◆ What you should do:
In your copy, leave out the pictures; write out all the data exactly.

(Collected data entries)
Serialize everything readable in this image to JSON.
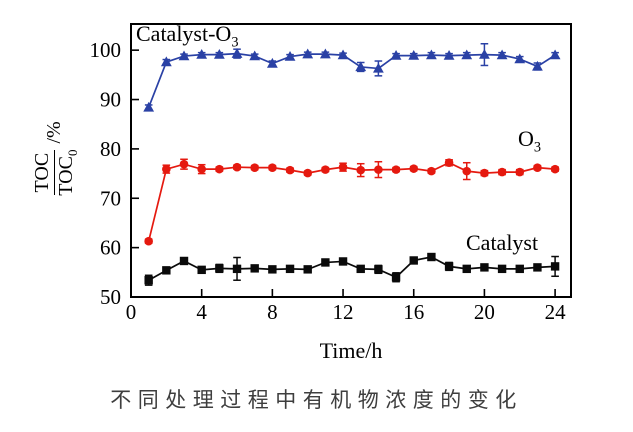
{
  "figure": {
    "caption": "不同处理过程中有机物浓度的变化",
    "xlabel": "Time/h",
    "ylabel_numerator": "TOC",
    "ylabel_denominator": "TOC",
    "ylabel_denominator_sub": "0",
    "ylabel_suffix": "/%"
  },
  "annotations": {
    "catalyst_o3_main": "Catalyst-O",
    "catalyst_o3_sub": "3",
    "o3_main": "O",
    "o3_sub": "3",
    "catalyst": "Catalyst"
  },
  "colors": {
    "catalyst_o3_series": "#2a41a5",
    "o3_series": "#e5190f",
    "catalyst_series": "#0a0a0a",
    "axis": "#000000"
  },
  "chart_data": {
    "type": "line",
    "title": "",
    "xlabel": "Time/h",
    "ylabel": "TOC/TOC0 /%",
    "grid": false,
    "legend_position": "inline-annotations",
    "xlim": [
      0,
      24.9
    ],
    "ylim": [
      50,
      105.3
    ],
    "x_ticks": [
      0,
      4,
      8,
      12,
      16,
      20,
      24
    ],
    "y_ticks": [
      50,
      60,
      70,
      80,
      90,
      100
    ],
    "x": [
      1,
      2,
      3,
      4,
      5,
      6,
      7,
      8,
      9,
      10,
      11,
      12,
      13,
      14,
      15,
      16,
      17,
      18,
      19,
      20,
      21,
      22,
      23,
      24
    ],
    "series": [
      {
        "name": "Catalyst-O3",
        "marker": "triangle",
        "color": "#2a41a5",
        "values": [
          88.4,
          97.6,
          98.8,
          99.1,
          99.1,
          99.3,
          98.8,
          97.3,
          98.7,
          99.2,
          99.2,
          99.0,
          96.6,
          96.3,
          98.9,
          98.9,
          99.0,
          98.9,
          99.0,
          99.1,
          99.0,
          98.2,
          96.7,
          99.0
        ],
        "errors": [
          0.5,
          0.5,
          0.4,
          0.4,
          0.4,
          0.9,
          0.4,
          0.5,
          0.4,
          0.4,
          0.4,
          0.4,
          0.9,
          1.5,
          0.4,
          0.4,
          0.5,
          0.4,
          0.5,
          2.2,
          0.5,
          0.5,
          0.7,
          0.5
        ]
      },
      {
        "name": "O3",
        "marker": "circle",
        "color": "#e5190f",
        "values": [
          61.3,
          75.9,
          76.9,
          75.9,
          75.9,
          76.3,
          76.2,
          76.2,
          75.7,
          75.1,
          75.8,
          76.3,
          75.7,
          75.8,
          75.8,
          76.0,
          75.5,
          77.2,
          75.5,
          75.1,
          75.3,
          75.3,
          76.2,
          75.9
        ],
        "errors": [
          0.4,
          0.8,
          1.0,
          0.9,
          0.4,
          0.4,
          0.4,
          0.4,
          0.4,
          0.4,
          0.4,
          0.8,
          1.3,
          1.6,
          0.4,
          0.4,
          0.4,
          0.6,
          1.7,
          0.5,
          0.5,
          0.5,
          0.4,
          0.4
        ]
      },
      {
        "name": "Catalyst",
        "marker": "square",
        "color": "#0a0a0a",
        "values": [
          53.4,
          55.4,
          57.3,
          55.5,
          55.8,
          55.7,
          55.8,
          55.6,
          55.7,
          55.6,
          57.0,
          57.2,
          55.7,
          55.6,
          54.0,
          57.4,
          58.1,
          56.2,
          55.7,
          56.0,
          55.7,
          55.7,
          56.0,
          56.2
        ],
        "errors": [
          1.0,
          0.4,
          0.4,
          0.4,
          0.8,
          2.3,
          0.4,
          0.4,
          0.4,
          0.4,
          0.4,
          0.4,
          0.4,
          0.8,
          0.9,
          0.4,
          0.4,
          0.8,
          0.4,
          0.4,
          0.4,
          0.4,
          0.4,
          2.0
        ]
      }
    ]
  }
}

◆ Exercise solution:
Serialize everything readable in this image to JSON.
{
  "figure": {
    "caption": "不同处理过程中有机物浓度的变化",
    "xlabel": "Time/h",
    "ylabel_numerator": "TOC",
    "ylabel_denominator": "TOC",
    "ylabel_denominator_sub": "0",
    "ylabel_suffix": "/%"
  },
  "annotations": {
    "catalyst_o3_main": "Catalyst-O",
    "catalyst_o3_sub": "3",
    "o3_main": "O",
    "o3_sub": "3",
    "catalyst": "Catalyst"
  },
  "colors": {
    "catalyst_o3_series": "#2a41a5",
    "o3_series": "#e5190f",
    "catalyst_series": "#0a0a0a",
    "axis": "#000000"
  },
  "chart_data": {
    "type": "line",
    "title": "",
    "xlabel": "Time/h",
    "ylabel": "TOC/TOC0 /%",
    "grid": false,
    "legend_position": "inline-annotations",
    "xlim": [
      0,
      24.9
    ],
    "ylim": [
      50,
      105.3
    ],
    "x_ticks": [
      0,
      4,
      8,
      12,
      16,
      20,
      24
    ],
    "y_ticks": [
      50,
      60,
      70,
      80,
      90,
      100
    ],
    "x": [
      1,
      2,
      3,
      4,
      5,
      6,
      7,
      8,
      9,
      10,
      11,
      12,
      13,
      14,
      15,
      16,
      17,
      18,
      19,
      20,
      21,
      22,
      23,
      24
    ],
    "series": [
      {
        "name": "Catalyst-O3",
        "marker": "triangle",
        "color": "#2a41a5",
        "values": [
          88.4,
          97.6,
          98.8,
          99.1,
          99.1,
          99.3,
          98.8,
          97.3,
          98.7,
          99.2,
          99.2,
          99.0,
          96.6,
          96.3,
          98.9,
          98.9,
          99.0,
          98.9,
          99.0,
          99.1,
          99.0,
          98.2,
          96.7,
          99.0
        ],
        "errors": [
          0.5,
          0.5,
          0.4,
          0.4,
          0.4,
          0.9,
          0.4,
          0.5,
          0.4,
          0.4,
          0.4,
          0.4,
          0.9,
          1.5,
          0.4,
          0.4,
          0.5,
          0.4,
          0.5,
          2.2,
          0.5,
          0.5,
          0.7,
          0.5
        ]
      },
      {
        "name": "O3",
        "marker": "circle",
        "color": "#e5190f",
        "values": [
          61.3,
          75.9,
          76.9,
          75.9,
          75.9,
          76.3,
          76.2,
          76.2,
          75.7,
          75.1,
          75.8,
          76.3,
          75.7,
          75.8,
          75.8,
          76.0,
          75.5,
          77.2,
          75.5,
          75.1,
          75.3,
          75.3,
          76.2,
          75.9
        ],
        "errors": [
          0.4,
          0.8,
          1.0,
          0.9,
          0.4,
          0.4,
          0.4,
          0.4,
          0.4,
          0.4,
          0.4,
          0.8,
          1.3,
          1.6,
          0.4,
          0.4,
          0.4,
          0.6,
          1.7,
          0.5,
          0.5,
          0.5,
          0.4,
          0.4
        ]
      },
      {
        "name": "Catalyst",
        "marker": "square",
        "color": "#0a0a0a",
        "values": [
          53.4,
          55.4,
          57.3,
          55.5,
          55.8,
          55.7,
          55.8,
          55.6,
          55.7,
          55.6,
          57.0,
          57.2,
          55.7,
          55.6,
          54.0,
          57.4,
          58.1,
          56.2,
          55.7,
          56.0,
          55.7,
          55.7,
          56.0,
          56.2
        ],
        "errors": [
          1.0,
          0.4,
          0.4,
          0.4,
          0.8,
          2.3,
          0.4,
          0.4,
          0.4,
          0.4,
          0.4,
          0.4,
          0.4,
          0.8,
          0.9,
          0.4,
          0.4,
          0.8,
          0.4,
          0.4,
          0.4,
          0.4,
          0.4,
          2.0
        ]
      }
    ]
  }
}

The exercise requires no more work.